● **Directions for this task**
Your task is to copy every line of the records below that contains "предпочтений".

----

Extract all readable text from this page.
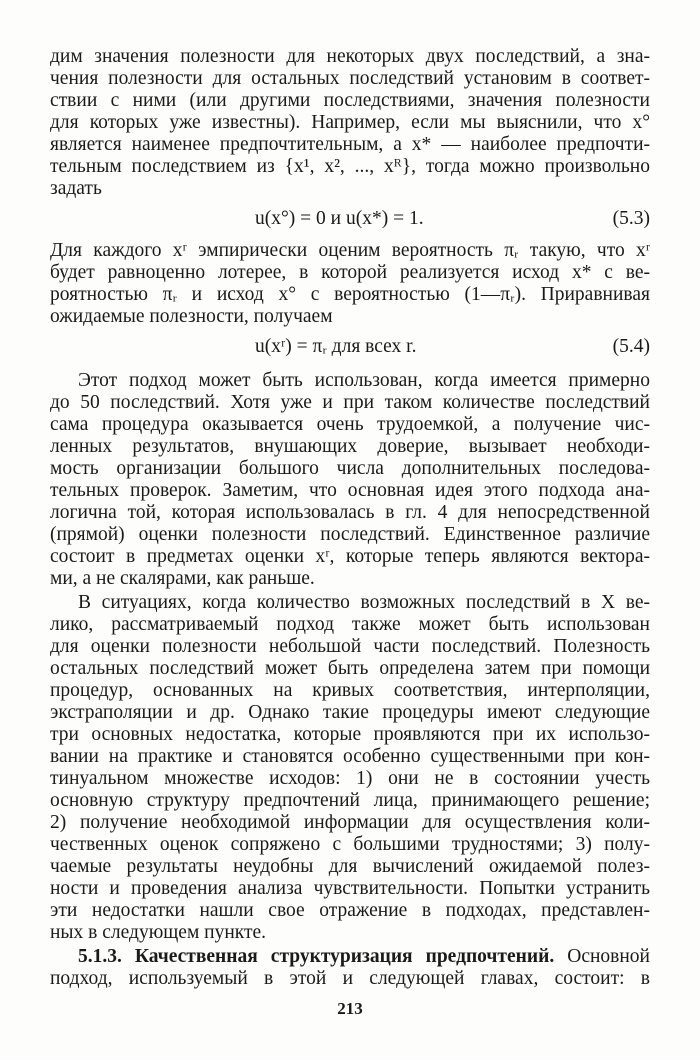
дим значения полезности для некоторых двух последствий, а зна-
чения полезности для остальных последствий установим в соответ-
ствии с ними (или другими последствиями, значения полезности
для которых уже известны). Например, если мы выяснили, что x°
является наименее предпочтительным, а x* — наиболее предпочти-
тельным последствием из {x¹, x², ..., xᴿ}, тогда можно произвольно
задать
u(x°) = 0 и u(x*) = 1.	(5.3)
Для каждого xʳ эмпирически оценим вероятность πᵣ такую, что xʳ
будет равноценно лотерее, в которой реализуется исход x* с ве-
роятностью πᵣ и исход x° с вероятностью (1—πᵣ). Приравнивая
ожидаемые полезности, получаем
u(xʳ) = πᵣ для всех r.	(5.4)
Этот подход может быть использован, когда имеется примерно
до 50 последствий. Хотя уже и при таком количестве последствий
сама процедура оказывается очень трудоемкой, а получение чис-
ленных результатов, внушающих доверие, вызывает необходи-
мость организации большого числа дополнительных последова-
тельных проверок. Заметим, что основная идея этого подхода ана-
логична той, которая использовалась в гл. 4 для непосредственной
(прямой) оценки полезности последствий. Единственное различие
состоит в предметах оценки xʳ, которые теперь являются вектора-
ми, а не скалярами, как раньше.
В ситуациях, когда количество возможных последствий в X ве-
лико, рассматриваемый подход также может быть использован
для оценки полезности небольшой части последствий. Полезность
остальных последствий может быть определена затем при помощи
процедур, основанных на кривых соответствия, интерполяции,
экстраполяции и др. Однако такие процедуры имеют следующие
три основных недостатка, которые проявляются при их использо-
вании на практике и становятся особенно существенными при кон-
тинуальном множестве исходов: 1) они не в состоянии учесть
основную структуру предпочтений лица, принимающего решение;
2) получение необходимой информации для осуществления коли-
чественных оценок сопряжено с большими трудностями; 3) полу-
чаемые результаты неудобны для вычислений ожидаемой полез-
ности и проведения анализа чувствительности. Попытки устранить
эти недостатки нашли свое отражение в подходах, представлен-
ных в следующем пункте.
5.1.3. Качественная структуризация предпочтений. Основной
подход, используемый в этой и следующей главах, состоит: в
213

----

● **Task answer**
основную структуру предпочтений лица, принимающего решение;
5.1.3. Качественная структуризация предпочтений. Основной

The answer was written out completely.